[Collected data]

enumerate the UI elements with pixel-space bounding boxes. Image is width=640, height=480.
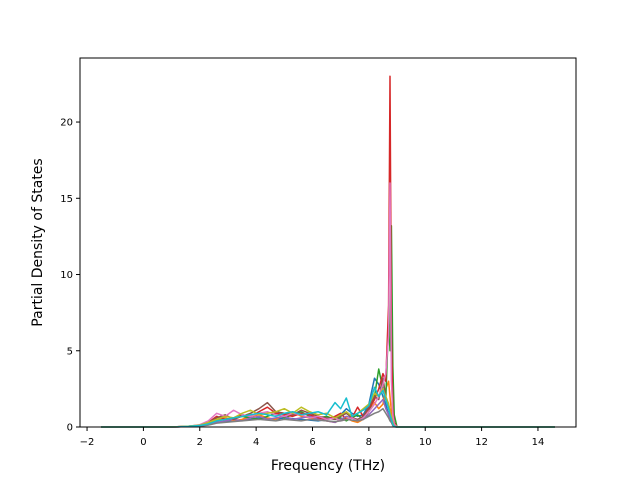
y-tick-label: 20 [60, 118, 73, 129]
x-axis-label: Frequency (THz) [271, 458, 385, 474]
y-tick-label: 10 [60, 270, 73, 281]
x-axis-ticks: −2 0 2 4 6 8 10 12 14 [80, 427, 545, 448]
x-tick-label: 12 [475, 437, 488, 448]
series-line-10 [101, 386, 555, 428]
y-tick-label: 15 [60, 194, 73, 205]
series-line-9 [101, 388, 555, 428]
x-tick-label: −2 [80, 437, 95, 448]
x-tick-label: 14 [532, 437, 545, 448]
y-tick-label: 5 [67, 346, 73, 357]
y-tick-label: 0 [67, 423, 73, 434]
y-axis-label: Partial Density of States [30, 158, 46, 326]
x-tick-label: 8 [366, 437, 372, 448]
plot-area [101, 75, 555, 428]
axes-frame [79, 57, 577, 428]
x-tick-label: 0 [140, 437, 146, 448]
y-axis-ticks: 0 5 10 15 20 [60, 118, 80, 434]
series-line-7 [101, 182, 555, 428]
x-tick-label: 4 [253, 437, 259, 448]
x-tick-label: 2 [197, 437, 203, 448]
x-tick-label: 10 [419, 437, 432, 448]
series-line-8 [101, 407, 555, 428]
x-tick-label: 6 [309, 437, 315, 448]
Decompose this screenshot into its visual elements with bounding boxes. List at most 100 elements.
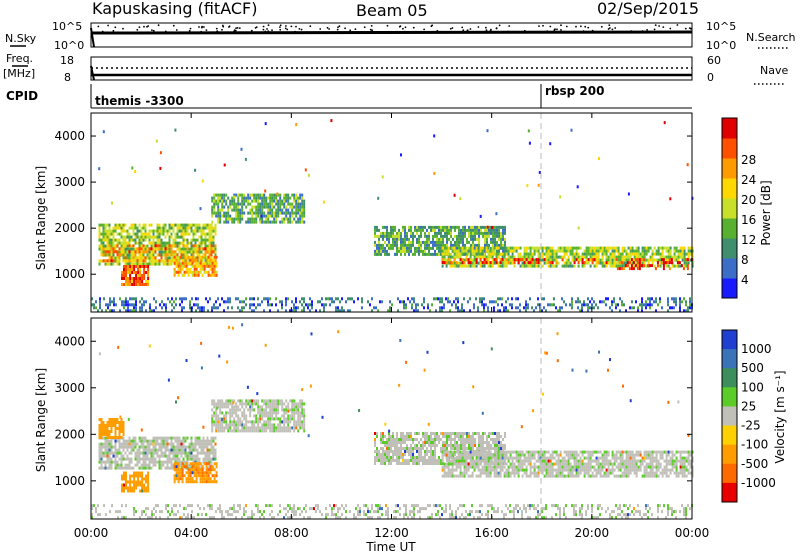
heatmap-cell bbox=[180, 229, 183, 233]
heatmap-cell bbox=[504, 225, 506, 229]
heatmap-cell bbox=[172, 451, 175, 455]
heatmap-cell bbox=[241, 429, 244, 433]
noise-dot bbox=[565, 25, 568, 28]
heatmap-cell bbox=[691, 249, 694, 253]
heatmap-cell bbox=[396, 444, 398, 447]
heatmap-cell bbox=[112, 229, 115, 233]
heatmap-cell bbox=[172, 442, 175, 446]
heatmap-cell bbox=[127, 300, 129, 304]
heatmap-cell bbox=[188, 442, 191, 446]
heatmap-cell bbox=[442, 234, 444, 238]
heatmap-cell bbox=[441, 300, 443, 304]
heatmap-cell bbox=[386, 234, 388, 238]
heatmap-cell bbox=[426, 234, 428, 238]
heatmap-cell bbox=[551, 261, 554, 265]
heatmap-cell bbox=[585, 246, 588, 250]
heatmap-cell bbox=[208, 253, 211, 257]
heatmap-cell bbox=[458, 231, 460, 235]
heatmap-cell bbox=[263, 426, 266, 430]
heatmap-cell bbox=[202, 460, 205, 464]
heatmap-cell bbox=[219, 211, 222, 215]
heatmap-cell bbox=[392, 243, 394, 247]
heatmap-cell bbox=[565, 249, 568, 253]
heatmap-cell bbox=[443, 261, 446, 265]
heatmap-cell bbox=[577, 297, 579, 301]
heatmap-cell bbox=[382, 246, 384, 250]
heatmap-cell bbox=[461, 261, 464, 265]
heatmap-cell bbox=[476, 243, 478, 247]
heatmap-cell bbox=[122, 259, 125, 263]
heatmap-cell bbox=[629, 252, 632, 256]
heatmap-cell bbox=[601, 300, 603, 304]
heatmap-cell bbox=[384, 252, 386, 256]
heatmap-cell bbox=[605, 303, 607, 307]
heatmap-cell bbox=[199, 474, 202, 478]
heatmap-cell bbox=[175, 462, 178, 466]
noise-dot bbox=[122, 27, 124, 30]
heatmap-cell bbox=[452, 432, 454, 435]
heatmap-cell bbox=[100, 223, 103, 227]
heatmap-cell bbox=[656, 264, 659, 268]
heatmap-cell bbox=[491, 255, 494, 259]
heatmap-cell bbox=[209, 468, 212, 472]
heatmap-cell bbox=[470, 228, 472, 232]
heatmap-cell bbox=[180, 226, 183, 230]
heatmap-cell bbox=[257, 205, 260, 209]
heatmap-cell bbox=[618, 261, 621, 265]
heatmap-cell bbox=[627, 192, 630, 196]
heatmap-cell bbox=[112, 226, 115, 230]
heatmap-cell bbox=[271, 214, 274, 218]
heatmap-cell bbox=[643, 303, 645, 307]
heatmap-cell bbox=[446, 447, 448, 450]
heatmap-cell bbox=[404, 252, 406, 256]
heatmap-cell bbox=[261, 199, 264, 203]
heatmap-cell bbox=[214, 253, 217, 257]
heatmap-cell bbox=[456, 243, 458, 247]
heatmap-cell bbox=[269, 202, 272, 206]
heatmap-cell bbox=[589, 249, 592, 253]
heatmap-cell bbox=[442, 444, 444, 447]
heatmap-cell bbox=[199, 480, 202, 484]
heatmap-cell bbox=[259, 214, 262, 218]
heatmap-cell bbox=[251, 193, 254, 197]
heatmap-cell bbox=[402, 459, 404, 462]
heatmap-cell bbox=[112, 454, 115, 458]
heatmap-cell bbox=[116, 460, 119, 464]
heatmap-cell bbox=[106, 241, 109, 245]
heatmap-cell bbox=[158, 235, 161, 239]
noise-dot bbox=[205, 29, 208, 31]
heatmap-cell bbox=[199, 267, 202, 271]
heatmap-cell bbox=[147, 477, 150, 481]
heatmap-cell bbox=[607, 258, 610, 262]
heatmap-cell bbox=[281, 426, 284, 430]
heatmap-cell bbox=[428, 462, 430, 465]
heatmap-cell bbox=[174, 128, 177, 132]
heatmap-cell bbox=[168, 454, 171, 458]
heatmap-cell bbox=[595, 246, 598, 250]
heatmap-cell bbox=[116, 436, 119, 439]
heatmap-cell bbox=[196, 253, 199, 257]
heatmap-cell bbox=[495, 255, 498, 259]
heatmap-cell bbox=[180, 460, 183, 464]
heatmap-cell bbox=[573, 255, 576, 259]
heatmap-cell bbox=[446, 435, 448, 438]
heatmap-cell bbox=[525, 261, 528, 265]
heatmap-cell bbox=[469, 249, 472, 253]
heatmap-cell bbox=[98, 433, 101, 436]
heatmap-cell bbox=[394, 447, 396, 450]
heatmap-cell bbox=[98, 427, 101, 430]
heatmap-cell bbox=[128, 457, 131, 461]
heatmap-cell bbox=[156, 229, 159, 233]
heatmap-cell bbox=[478, 237, 480, 241]
heatmap-cell bbox=[661, 249, 664, 253]
heatmap-cell bbox=[509, 249, 512, 253]
heatmap-cell bbox=[158, 244, 161, 248]
heatmap-cell bbox=[293, 196, 296, 200]
heatmap-cell bbox=[461, 303, 463, 307]
heatmap-cell bbox=[297, 220, 300, 224]
heatmap-cell bbox=[253, 402, 256, 406]
heatmap-cell bbox=[198, 256, 201, 260]
heatmap-cell bbox=[640, 264, 643, 268]
heatmap-cell bbox=[177, 477, 180, 481]
heatmap-cell bbox=[184, 448, 187, 452]
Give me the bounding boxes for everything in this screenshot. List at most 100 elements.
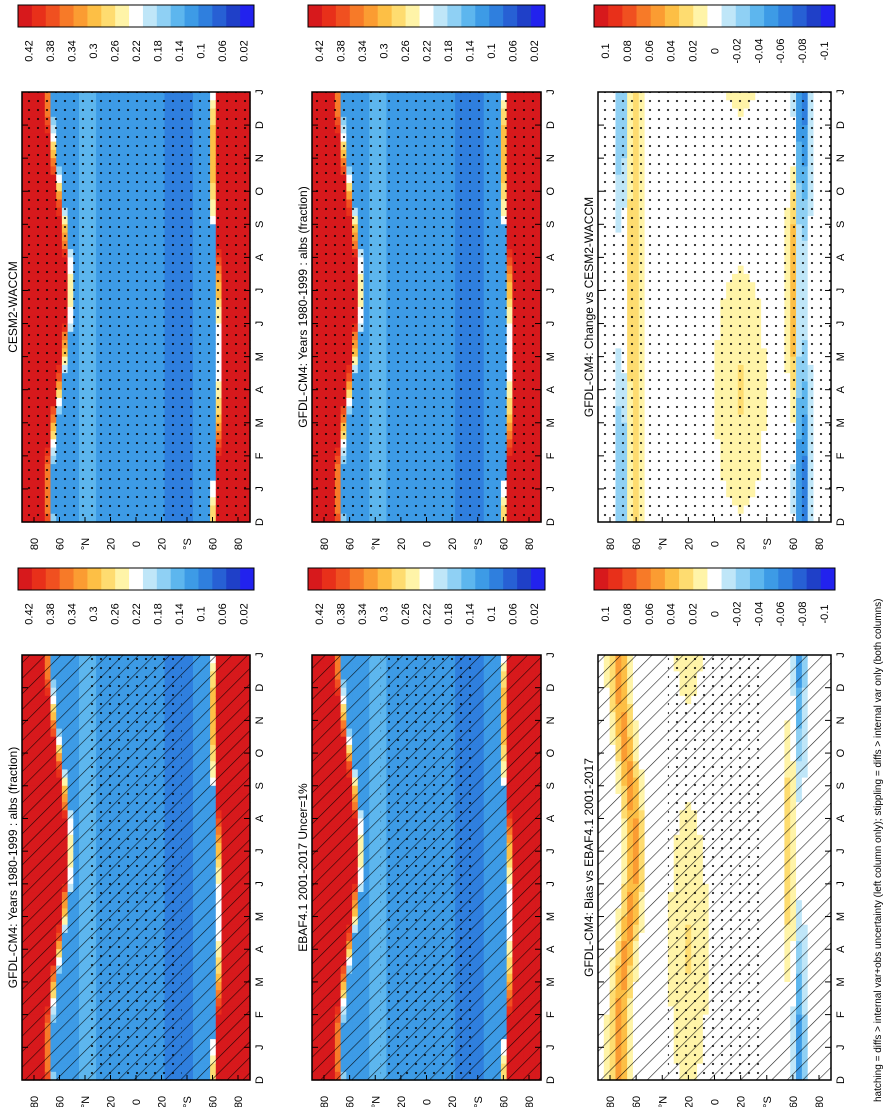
colorbar-swatch — [308, 5, 323, 27]
colorbar-label: 0.34 — [357, 40, 369, 61]
colorbar-label: 0.34 — [67, 603, 79, 624]
colorbar-label: 0.02 — [238, 603, 250, 624]
x-tick-label: O — [545, 187, 557, 196]
y-tick-label: 20 — [396, 538, 408, 550]
stippling-overlay — [90, 655, 182, 1080]
colorbar-label: 0.06 — [217, 603, 229, 624]
y-tick-label: 60 — [208, 1096, 220, 1107]
colorbar-swatch — [73, 568, 88, 590]
colorbar-label: 0.42 — [24, 603, 36, 624]
y-tick-label: 0 — [422, 541, 434, 547]
colorbar-label: 0.22 — [422, 40, 434, 61]
colorbar-swatch — [31, 568, 47, 590]
y-tick-label: 60 — [55, 1096, 67, 1107]
colorbar-swatch — [212, 568, 227, 590]
colorbar-label: 0.3 — [88, 606, 100, 621]
x-tick-label: S — [254, 782, 266, 789]
colorbar-label: 0.1 — [195, 606, 207, 621]
colorbar-swatch — [433, 5, 448, 27]
panel-title: GFDL-CM4: Years 1980-1999 : albs (fracti… — [6, 747, 20, 988]
x-tick-label: A — [545, 253, 557, 261]
colorbar-label: 0.06 — [508, 40, 520, 61]
colorbar-swatch — [335, 5, 351, 27]
colorbar-swatch — [447, 5, 462, 27]
x-tick-label: S — [545, 221, 557, 228]
x-tick-label: D — [254, 1076, 266, 1084]
x-tick-label: J — [254, 1045, 266, 1051]
x-tick-label: N — [254, 716, 266, 724]
colorbar-swatch — [101, 568, 116, 590]
colorbar-label: 0.38 — [45, 603, 57, 624]
x-tick-label: A — [545, 385, 557, 393]
x-tick-label: D — [254, 684, 266, 692]
colorbar-swatch — [363, 5, 379, 27]
colorbar-label: 0.3 — [378, 43, 390, 58]
colorbar-swatch — [419, 5, 434, 27]
colorbar-swatch — [18, 568, 33, 590]
colorbar-label: 0.42 — [314, 40, 326, 61]
colorbar-swatch — [531, 5, 546, 27]
x-tick-label: A — [254, 945, 266, 953]
colorbar-swatch — [156, 568, 172, 590]
y-tick-label: 80 — [29, 1096, 41, 1107]
y-tick-label: 60 — [498, 538, 510, 550]
stippling-overlay — [312, 92, 541, 522]
x-tick-label: J — [254, 848, 266, 854]
x-tick-label: N — [545, 154, 557, 162]
colorbar-label: 0.1 — [486, 43, 498, 58]
colorbar-label: 0.02 — [529, 40, 541, 61]
x-tick-label: D — [545, 121, 557, 129]
y-tick-label: °N — [80, 1096, 92, 1107]
x-tick-label: A — [254, 814, 266, 822]
colorbar-label: 0.38 — [335, 40, 347, 61]
colorbar-swatch — [349, 5, 365, 27]
y-tick-label: °N — [370, 538, 382, 550]
y-tick-label: 0 — [131, 1099, 143, 1105]
colorbar-frame — [17, 567, 255, 591]
colorbar-swatch — [198, 568, 213, 590]
colorbar-swatch — [475, 5, 490, 27]
colorbar-swatch — [321, 5, 337, 27]
y-tick-label: 20 — [157, 1096, 169, 1107]
x-tick-label: M — [254, 977, 266, 986]
x-tick-label: D — [545, 518, 557, 526]
x-tick-label: J — [545, 486, 557, 492]
x-tick-label: M — [545, 352, 557, 361]
colorbar-label: 0.18 — [443, 40, 455, 61]
x-tick-label: M — [254, 912, 266, 921]
colorbar-swatch — [129, 568, 144, 590]
x-tick-label: J — [254, 652, 266, 658]
x-tick-label: J — [545, 321, 557, 327]
colorbar-label: 0.22 — [131, 603, 143, 624]
colorbar-frame — [307, 4, 546, 28]
y-tick-label: 20 — [106, 1096, 118, 1107]
x-tick-label: M — [545, 418, 557, 427]
colorbar-swatch — [391, 5, 407, 27]
colorbar-label: 0.14 — [465, 40, 477, 61]
colorbar-swatch — [489, 5, 504, 27]
colorbar-label: 0.26 — [400, 40, 412, 61]
colorbar-swatch — [45, 568, 61, 590]
colorbar-swatch — [170, 568, 186, 590]
x-tick-label: F — [545, 452, 557, 459]
colorbar-label: 0.26 — [110, 603, 122, 624]
x-tick-label: J — [545, 89, 557, 95]
colorbar-swatch — [59, 568, 75, 590]
x-tick-label: O — [254, 748, 266, 757]
colorbar-swatch — [405, 5, 421, 27]
panel-title: GFDL-CM4: Years 1980-1999 : albs (fracti… — [296, 186, 310, 427]
y-tick-label: °S — [473, 538, 485, 550]
y-tick-label: 20 — [447, 538, 459, 550]
x-tick-label: F — [254, 1011, 266, 1018]
colorbar-label: 0.14 — [174, 603, 186, 624]
x-tick-label: J — [254, 881, 266, 887]
y-tick-label: °S — [182, 1096, 194, 1107]
colorbar-label: 0.18 — [152, 603, 164, 624]
colorbar-swatch — [115, 568, 130, 590]
colorbar: 0.42 0.38 0.34 0.3 0.26 0.22 0.18 0.14 0.1 0.06 0.… — [307, 4, 546, 62]
colorbar: 0.42 0.38 0.34 0.3 0.26 0.22 0.18 0.14 0.1 0.06 0.… — [17, 567, 255, 625]
colorbar-swatch — [226, 568, 241, 590]
y-tick-label: 60 — [345, 538, 357, 550]
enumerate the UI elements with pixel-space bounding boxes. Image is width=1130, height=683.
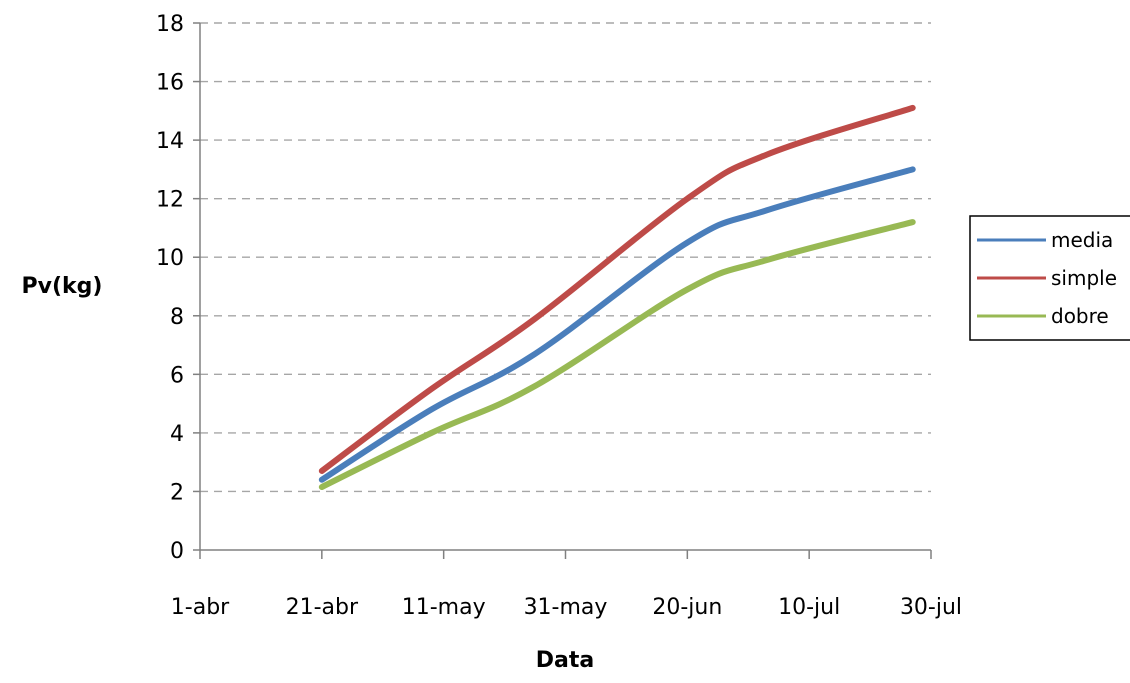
series-lines bbox=[318, 104, 916, 491]
legend: media simple dobre bbox=[969, 215, 1130, 341]
gridlines bbox=[200, 22, 931, 493]
y-tick-label: 0 bbox=[170, 539, 184, 564]
y-tick-label: 6 bbox=[170, 363, 184, 388]
y-tick-label: 14 bbox=[156, 129, 184, 154]
axes bbox=[199, 23, 931, 551]
legend-label-media: media bbox=[1051, 228, 1113, 252]
y-tick-label: 18 bbox=[156, 12, 184, 37]
legend-label-simple: simple bbox=[1051, 266, 1117, 290]
x-tick-label: 10-jul bbox=[778, 595, 840, 620]
y-tick-label: 8 bbox=[170, 305, 184, 330]
y-tick-label: 12 bbox=[156, 188, 184, 213]
y-axis-title: Pv(kg) bbox=[22, 274, 103, 299]
series-line-media bbox=[318, 166, 916, 483]
y-axis-ticks: 0 2 4 6 8 10 12 14 16 18 bbox=[156, 12, 200, 564]
y-tick-label: 10 bbox=[156, 246, 184, 271]
x-tick-label: 1-abr bbox=[171, 595, 230, 620]
y-tick-label: 16 bbox=[156, 71, 184, 96]
x-tick-label: 11-may bbox=[402, 595, 486, 620]
x-tick-label: 21-abr bbox=[286, 595, 359, 620]
x-tick-label: 31-may bbox=[524, 595, 608, 620]
x-tick-label: 20-jun bbox=[652, 595, 722, 620]
series-line-dobre bbox=[318, 219, 916, 491]
x-axis-ticks: 1-abr 21-abr 11-may 31-may 20-jun 10-jul 30-ju… bbox=[171, 550, 962, 620]
series-line-simple bbox=[318, 104, 916, 474]
y-tick-label: 4 bbox=[170, 422, 184, 447]
x-tick-label: 30-jul bbox=[900, 595, 962, 620]
legend-label-dobre: dobre bbox=[1051, 304, 1109, 328]
x-axis-title: Data bbox=[536, 648, 594, 673]
y-tick-label: 2 bbox=[170, 480, 184, 505]
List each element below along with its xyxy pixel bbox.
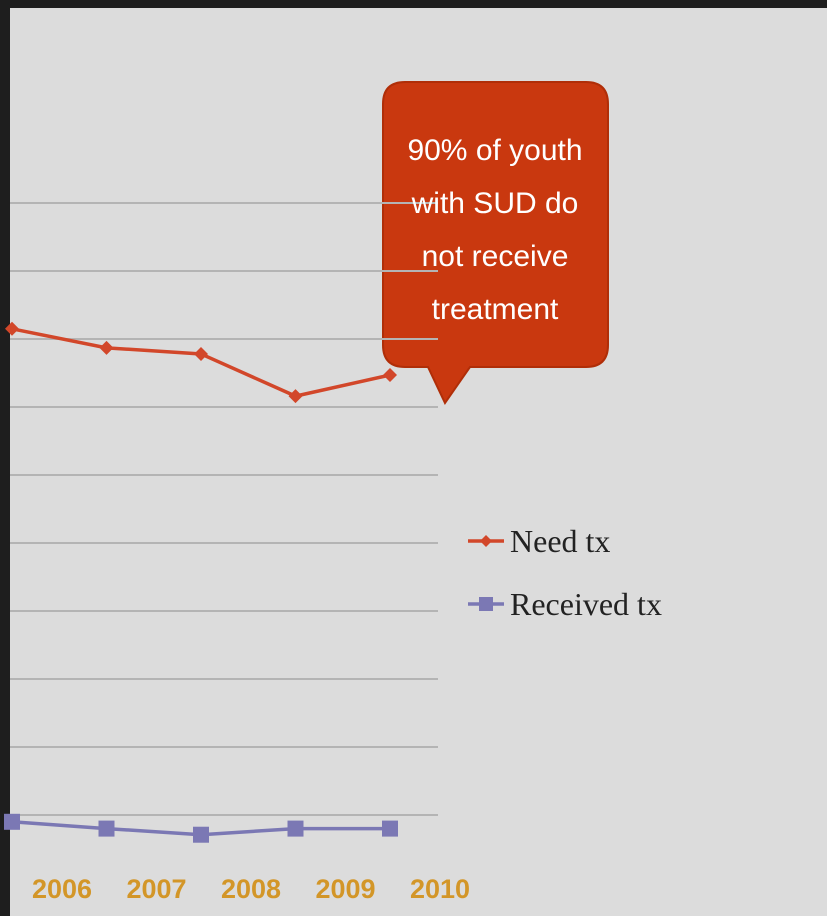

**The request**
Please print the part of the data that starts with the line containing "heatmap-cell bbox=[180, 229, 183, 233]" and ends with the line containing "heatmap-cell bbox=[426, 234, 428, 238]", both ends included, reproducing those lines exactly.

**Correct output**
heatmap-cell bbox=[180, 229, 183, 233]
heatmap-cell bbox=[504, 225, 506, 229]
heatmap-cell bbox=[172, 451, 175, 455]
heatmap-cell bbox=[241, 429, 244, 433]
noise-dot bbox=[565, 25, 568, 28]
heatmap-cell bbox=[691, 249, 694, 253]
heatmap-cell bbox=[396, 444, 398, 447]
heatmap-cell bbox=[112, 229, 115, 233]
heatmap-cell bbox=[172, 442, 175, 446]
heatmap-cell bbox=[127, 300, 129, 304]
heatmap-cell bbox=[188, 442, 191, 446]
heatmap-cell bbox=[442, 234, 444, 238]
heatmap-cell bbox=[441, 300, 443, 304]
heatmap-cell bbox=[386, 234, 388, 238]
heatmap-cell bbox=[426, 234, 428, 238]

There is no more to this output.